> **TASK GOAL**
Find and copy every line in the records that includes the string "here".
────
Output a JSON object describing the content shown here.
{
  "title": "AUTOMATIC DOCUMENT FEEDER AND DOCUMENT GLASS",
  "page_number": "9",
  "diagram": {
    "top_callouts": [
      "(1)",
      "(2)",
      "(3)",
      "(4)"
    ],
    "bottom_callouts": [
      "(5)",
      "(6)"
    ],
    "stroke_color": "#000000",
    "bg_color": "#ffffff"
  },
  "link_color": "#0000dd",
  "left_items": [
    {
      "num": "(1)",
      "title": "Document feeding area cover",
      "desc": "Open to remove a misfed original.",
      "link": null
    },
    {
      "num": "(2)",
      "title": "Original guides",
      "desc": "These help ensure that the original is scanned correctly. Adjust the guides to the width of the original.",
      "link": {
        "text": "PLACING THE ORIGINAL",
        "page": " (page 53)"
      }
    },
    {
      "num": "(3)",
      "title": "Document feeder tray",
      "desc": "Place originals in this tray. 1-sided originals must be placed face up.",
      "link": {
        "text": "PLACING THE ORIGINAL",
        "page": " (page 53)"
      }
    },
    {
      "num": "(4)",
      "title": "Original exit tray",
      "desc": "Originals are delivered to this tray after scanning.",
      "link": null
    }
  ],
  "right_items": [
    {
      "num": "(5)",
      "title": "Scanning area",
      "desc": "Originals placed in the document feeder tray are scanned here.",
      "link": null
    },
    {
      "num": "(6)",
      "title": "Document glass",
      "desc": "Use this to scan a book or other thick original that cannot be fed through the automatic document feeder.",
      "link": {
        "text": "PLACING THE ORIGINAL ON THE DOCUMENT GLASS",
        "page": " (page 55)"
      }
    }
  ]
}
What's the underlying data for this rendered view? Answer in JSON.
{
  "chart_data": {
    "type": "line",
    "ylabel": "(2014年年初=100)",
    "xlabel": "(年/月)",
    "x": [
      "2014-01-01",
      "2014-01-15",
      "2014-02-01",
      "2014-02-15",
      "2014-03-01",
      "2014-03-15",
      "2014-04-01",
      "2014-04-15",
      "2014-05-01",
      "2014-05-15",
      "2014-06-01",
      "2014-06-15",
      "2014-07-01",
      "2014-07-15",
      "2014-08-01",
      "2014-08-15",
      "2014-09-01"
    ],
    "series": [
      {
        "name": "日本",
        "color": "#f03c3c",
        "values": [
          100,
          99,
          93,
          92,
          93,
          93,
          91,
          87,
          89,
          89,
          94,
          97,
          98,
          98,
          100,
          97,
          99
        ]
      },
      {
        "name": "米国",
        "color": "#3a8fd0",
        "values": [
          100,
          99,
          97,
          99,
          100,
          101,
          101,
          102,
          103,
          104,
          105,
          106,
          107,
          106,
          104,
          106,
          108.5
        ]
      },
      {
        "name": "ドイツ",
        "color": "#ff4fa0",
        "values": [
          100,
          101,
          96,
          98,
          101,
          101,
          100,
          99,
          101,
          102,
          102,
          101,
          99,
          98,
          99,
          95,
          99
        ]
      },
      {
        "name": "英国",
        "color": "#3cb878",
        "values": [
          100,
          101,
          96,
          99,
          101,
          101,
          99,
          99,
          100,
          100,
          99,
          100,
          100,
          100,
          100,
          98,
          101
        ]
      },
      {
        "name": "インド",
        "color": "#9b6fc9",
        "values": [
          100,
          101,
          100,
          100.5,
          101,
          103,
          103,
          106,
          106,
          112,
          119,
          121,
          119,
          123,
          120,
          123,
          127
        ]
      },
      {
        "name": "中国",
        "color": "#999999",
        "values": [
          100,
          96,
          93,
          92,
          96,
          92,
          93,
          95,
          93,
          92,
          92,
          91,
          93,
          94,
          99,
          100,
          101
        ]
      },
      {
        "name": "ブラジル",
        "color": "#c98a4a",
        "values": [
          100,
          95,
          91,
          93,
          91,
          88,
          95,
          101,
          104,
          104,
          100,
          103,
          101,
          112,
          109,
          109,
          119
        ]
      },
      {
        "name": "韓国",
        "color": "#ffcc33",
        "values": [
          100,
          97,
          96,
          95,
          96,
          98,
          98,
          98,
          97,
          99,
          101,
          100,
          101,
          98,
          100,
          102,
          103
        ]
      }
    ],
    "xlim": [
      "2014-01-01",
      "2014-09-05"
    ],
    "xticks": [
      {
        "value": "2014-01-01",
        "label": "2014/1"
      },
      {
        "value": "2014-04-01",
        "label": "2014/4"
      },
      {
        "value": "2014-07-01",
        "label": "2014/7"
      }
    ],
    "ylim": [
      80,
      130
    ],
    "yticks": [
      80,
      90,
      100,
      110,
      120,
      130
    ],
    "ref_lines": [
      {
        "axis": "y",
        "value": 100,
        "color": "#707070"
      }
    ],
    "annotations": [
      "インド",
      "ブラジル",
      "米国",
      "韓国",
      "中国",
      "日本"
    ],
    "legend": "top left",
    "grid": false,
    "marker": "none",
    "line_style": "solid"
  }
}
────
> **ANSWER TO THE TASK**
Output a JSON object describing the content shown here.
      "desc": "Originals placed in the document feeder tray are scanned here.",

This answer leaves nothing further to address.